**What to produce**. Search the records below for the word "foyer". Pull out each line that has it.

━━━ Provided records ━━━

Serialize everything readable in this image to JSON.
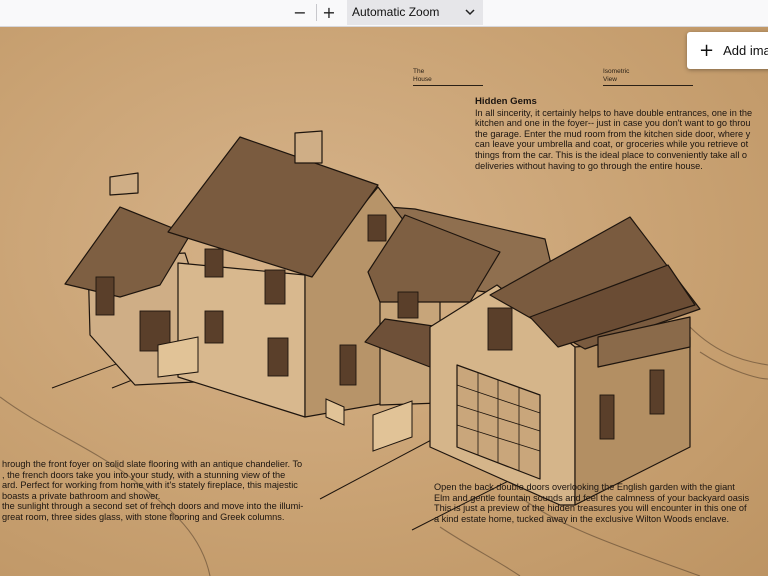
{
  "toolbar": {
    "zoom_out_icon": "minus-icon",
    "zoom_in_icon": "plus-icon",
    "zoom_value": "Automatic Zoom",
    "dropdown_icon": "chevron-down-icon"
  },
  "overlay": {
    "add_button_label": "Add ima",
    "add_button_icon": "plus-icon"
  },
  "document": {
    "caption_left": [
      "The",
      "House"
    ],
    "caption_right": [
      "Isometric",
      "View"
    ],
    "hidden_gems": {
      "heading": "Hidden Gems",
      "lines": [
        "In all sincerity, it certainly helps to have double entrances, one in the",
        "kitchen and one in the foyer-- just in case you don't want to go throu",
        "the garage. Enter the mud room from the kitchen side door, where y",
        "can leave your umbrella and coat, or groceries while you retrieve ot",
        "things from the car. This is the ideal place to conveniently take all o",
        "deliveries without having to go through the entire house."
      ]
    },
    "left_block": {
      "lines": [
        "hrough the front foyer on solid slate flooring with an antique chandelier. To",
        ", the french doors take you into your study, with a stunning view of the",
        "ard. Perfect for working from home with it's stately fireplace, this majestic",
        "boasts a private bathroom and shower.",
        " the sunlight through a second set of french doors and move into the illumi-",
        "great room, three sides glass, with stone flooring and Greek columns."
      ]
    },
    "right_block": {
      "lines": [
        "Open the back double doors overlooking the English garden with the giant",
        "Elm and gentle fountain sounds and feel the calmness of your backyard oasis",
        "This is just a preview of the hidden treasures you will encounter in this one of",
        "a kind estate home, tucked away in the exclusive Wilton Woods enclave."
      ]
    }
  },
  "colors": {
    "paper": "#c9a273",
    "ink": "#1c1510",
    "toolbar": "#f9f9fa",
    "zoom_select": "#e6e6e9"
  }
}
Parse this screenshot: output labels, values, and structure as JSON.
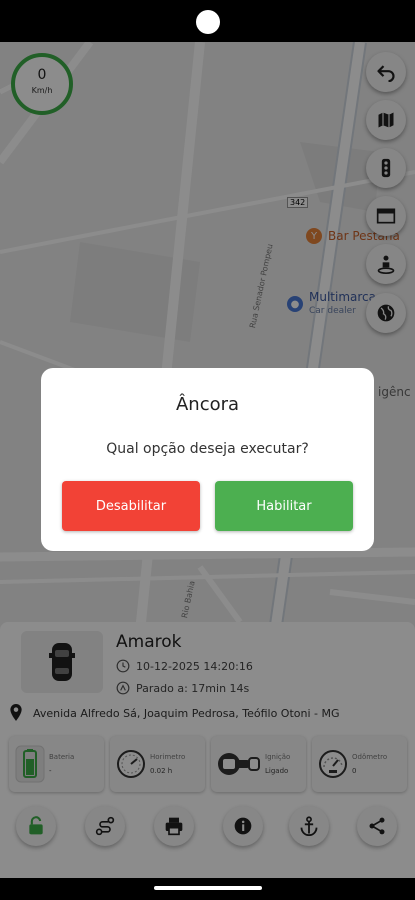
{
  "speedometer": {
    "value": "0",
    "unit": "Km/h"
  },
  "map": {
    "poi_bar": "Bar Pestana",
    "poi_multimarcas": "Multimarca",
    "poi_multimarcas_sub": "Car dealer",
    "street_1": "Rua Senador Pompeu",
    "street_2": "Rio Bahia",
    "route_badge": "342",
    "edge_label": "igênc"
  },
  "map_controls": [
    {
      "name": "back-button",
      "icon": "undo-arrow-icon"
    },
    {
      "name": "map-layers-button",
      "icon": "map-icon"
    },
    {
      "name": "traffic-button",
      "icon": "traffic-light-icon"
    },
    {
      "name": "map-view-button",
      "icon": "window-icon"
    },
    {
      "name": "street-view-button",
      "icon": "person-pin-icon"
    },
    {
      "name": "globe-button",
      "icon": "globe-icon"
    }
  ],
  "dialog": {
    "title": "Âncora",
    "message": "Qual opção deseja executar?",
    "disable_label": "Desabilitar",
    "enable_label": "Habilitar",
    "disable_color": "#f24236",
    "enable_color": "#4caf50"
  },
  "vehicle": {
    "name": "Amarok",
    "datetime": "10-12-2025 14:20:16",
    "stopped": "Parado a: 17min 14s",
    "address": "Avenida Alfredo Sá, Joaquim Pedrosa, Teófilo Otoni - MG"
  },
  "stats": [
    {
      "label": "Bateria",
      "value": "-",
      "icon": "battery-icon"
    },
    {
      "label": "Horimetro",
      "value": "0.02 h",
      "icon": "gauge-icon"
    },
    {
      "label": "Ignição",
      "value": "Ligado",
      "icon": "ignition-key-icon"
    },
    {
      "label": "Odômetro",
      "value": "0",
      "icon": "odometer-icon"
    }
  ],
  "actions": [
    {
      "name": "unlock-button",
      "icon": "unlock-icon"
    },
    {
      "name": "route-button",
      "icon": "route-icon"
    },
    {
      "name": "print-button",
      "icon": "printer-icon"
    },
    {
      "name": "info-button",
      "icon": "info-icon"
    },
    {
      "name": "anchor-button",
      "icon": "anchor-icon"
    },
    {
      "name": "share-button",
      "icon": "share-icon"
    }
  ],
  "colors": {
    "accent_green": "#3cae47",
    "danger_red": "#f24236"
  }
}
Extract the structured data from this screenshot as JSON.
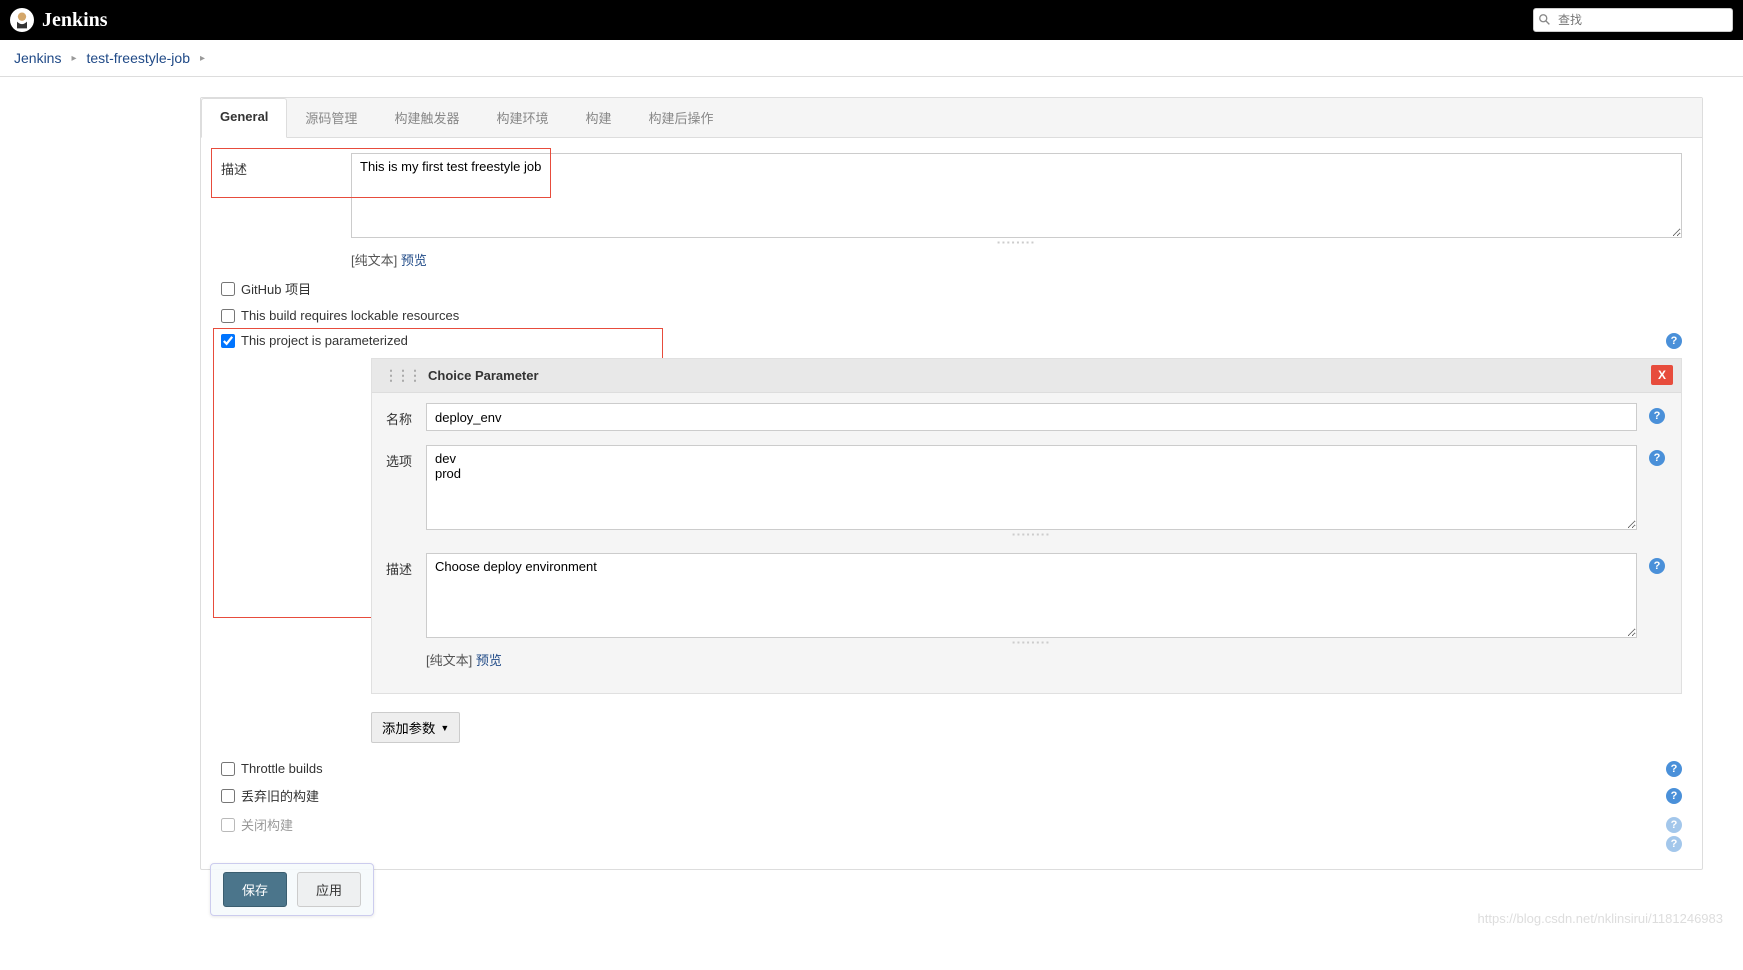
{
  "header": {
    "logo_text": "Jenkins",
    "search_placeholder": "查找"
  },
  "breadcrumb": {
    "items": [
      "Jenkins",
      "test-freestyle-job"
    ]
  },
  "tabs": {
    "items": [
      "General",
      "源码管理",
      "构建触发器",
      "构建环境",
      "构建",
      "构建后操作"
    ],
    "active": 0
  },
  "general": {
    "description_label": "描述",
    "description_value": "This is my first test freestyle job",
    "plain_text_label": "[纯文本]",
    "preview_label": "预览"
  },
  "checkboxes": {
    "github_project": "GitHub 项目",
    "lockable": "This build requires lockable resources",
    "parameterized": "This project is parameterized",
    "throttle": "Throttle builds",
    "discard_old": "丢弃旧的构建",
    "disable_build": "关闭构建"
  },
  "parameter": {
    "title": "Choice Parameter",
    "name_label": "名称",
    "name_value": "deploy_env",
    "options_label": "选项",
    "options_value": "dev\nprod",
    "desc_label": "描述",
    "desc_value": "Choose deploy environment",
    "plain_text_label": "[纯文本]",
    "preview_label": "预览",
    "add_button": "添加参数",
    "delete_label": "X"
  },
  "footer": {
    "save": "保存",
    "apply": "应用"
  },
  "watermark": "https://blog.csdn.net/nklinsirui/1181246983"
}
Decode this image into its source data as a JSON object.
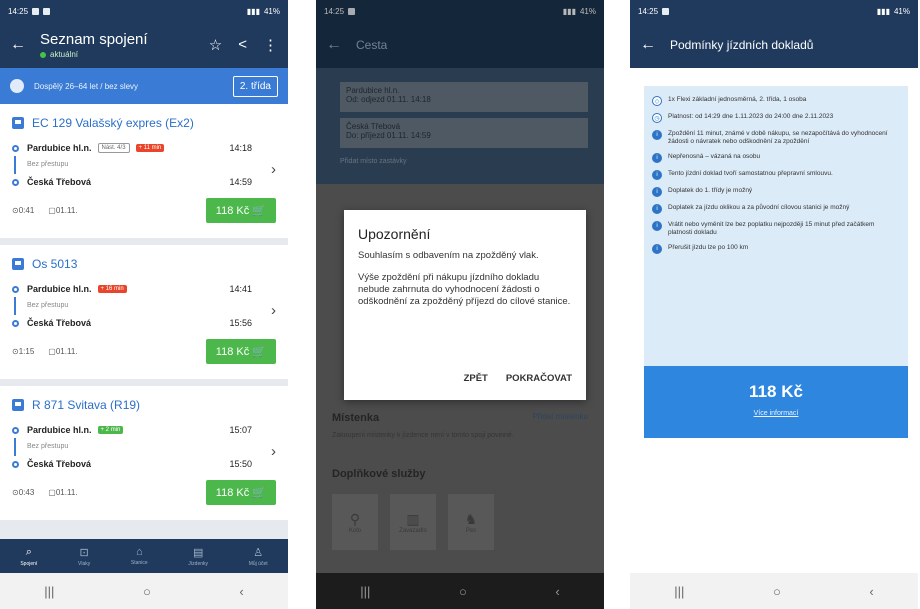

━━━

**Exercise result**.
        "kitchen and one in the foyer-- just in case you don't want to go throu",
        "hrough the front foyer on solid slate flooring with an antique chandelier. To",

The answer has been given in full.